Dataset entries:
[start]

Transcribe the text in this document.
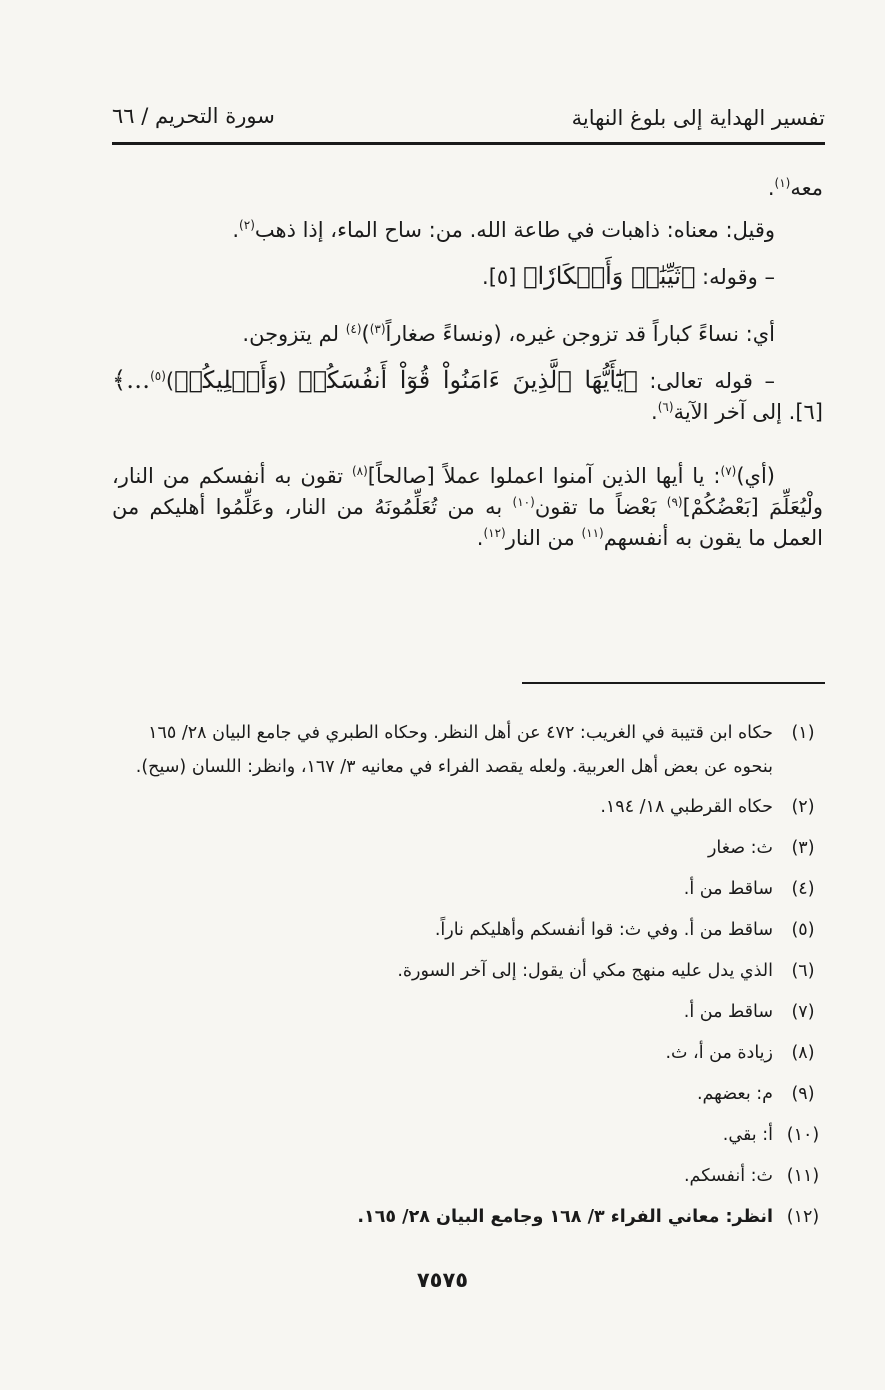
تفسير الهداية إلى بلوغ النهاية
سورة التحريم / ٦٦

معه$^{(١)}$.

وقيل: معناه: ذاهبات في طاعة الله. من: ساح الماء، إذا ذهب$^{(٢)}$.

– وقوله: ﴿ثَيِّبَٰتٖ وَأَبۡكَارٗا﴾ [٥].

أي: نساءً كباراً قد تزوجن غيره، (ونساءً صغاراً$^{(٣)}$)$^{(٤)}$ لم يتزوجن.

– قوله تعالى: ﴿يَٰٓأَيُّهَا ٱلَّذِينَ ءَامَنُواْ قُوٓاْ أَنفُسَكُمۡ (وَأَهۡلِيكُمۡ)$^{(٥)}$…﴾ [٦]. إلى آخر الآية$^{(٦)}$.

(أي)$^{(٧)}$: يا أيها الذين آمنوا اعملوا عملاً [صالحاً]$^{(٨)}$ تقون به أنفسكم من النار، ولْيُعَلِّمَ [بَعْضُكُمْ]$^{(٩)}$ بَعْضاً ما تقون$^{(١٠)}$ به من تُعَلِّمُونَهُ من النار، وعَلِّمُوا أهليكم من العمل ما يقون به أنفسهم$^{(١١)}$ من النار$^{(١٢)}$.

(١)
حكاه ابن قتيبة في الغريب: ٤٧٢ عن أهل النظر. وحكاه الطبري في جامع البيان ٢٨/ ١٦٥ بنحوه عن بعض أهل العربية. ولعله يقصد الفراء في معانيه ٣/ ١٦٧، وانظر: اللسان (سيح).
(٢)
حكاه القرطبي ١٨/ ١٩٤.
(٣)
ث: صغار
(٤)
ساقط من أ.
(٥)
ساقط من أ. وفي ث: قوا أنفسكم وأهليكم ناراً.
(٦)
الذي يدل عليه منهج مكي أن يقول: إلى آخر السورة.
(٧)
ساقط من أ.
(٨)
زيادة من أ، ث.
(٩)
م: بعضهم.
(١٠)
أ: بقي.
(١١)
ث: أنفسكم.
(١٢)
انظر: معاني الفراء ٣/ ١٦٨ وجامع البيان ٢٨/ ١٦٥.
٧٥٧٥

[end]

◆ Stated problem
Copy out all the records exactly, excluding pictures.

◆ Response
Transcribe the text in this document.
تفسير الهداية إلى بلوغ النهاية
سورة التحريم / ٦٦

معه$^{(١)}$.

وقيل: معناه: ذاهبات في طاعة الله. من: ساح الماء، إذا ذهب$^{(٢)}$.

– وقوله: ﴿ثَيِّبَٰتٖ وَأَبۡكَارٗا﴾ [٥].

أي: نساءً كباراً قد تزوجن غيره، (ونساءً صغاراً$^{(٣)}$)$^{(٤)}$ لم يتزوجن.

– قوله تعالى: ﴿يَٰٓأَيُّهَا ٱلَّذِينَ ءَامَنُواْ قُوٓاْ أَنفُسَكُمۡ (وَأَهۡلِيكُمۡ)$^{(٥)}$…﴾ [٦]. إلى آخر الآية$^{(٦)}$.

(أي)$^{(٧)}$: يا أيها الذين آمنوا اعملوا عملاً [صالحاً]$^{(٨)}$ تقون به أنفسكم من النار، ولْيُعَلِّمَ [بَعْضُكُمْ]$^{(٩)}$ بَعْضاً ما تقون$^{(١٠)}$ به من تُعَلِّمُونَهُ من النار، وعَلِّمُوا أهليكم من العمل ما يقون به أنفسهم$^{(١١)}$ من النار$^{(١٢)}$.

(١)
حكاه ابن قتيبة في الغريب: ٤٧٢ عن أهل النظر. وحكاه الطبري في جامع البيان ٢٨/ ١٦٥ بنحوه عن بعض أهل العربية. ولعله يقصد الفراء في معانيه ٣/ ١٦٧، وانظر: اللسان (سيح).
(٢)
حكاه القرطبي ١٨/ ١٩٤.
(٣)
ث: صغار
(٤)
ساقط من أ.
(٥)
ساقط من أ. وفي ث: قوا أنفسكم وأهليكم ناراً.
(٦)
الذي يدل عليه منهج مكي أن يقول: إلى آخر السورة.
(٧)
ساقط من أ.
(٨)
زيادة من أ، ث.
(٩)
م: بعضهم.
(١٠)
أ: بقي.
(١١)
ث: أنفسكم.
(١٢)
انظر: معاني الفراء ٣/ ١٦٨ وجامع البيان ٢٨/ ١٦٥.
٧٥٧٥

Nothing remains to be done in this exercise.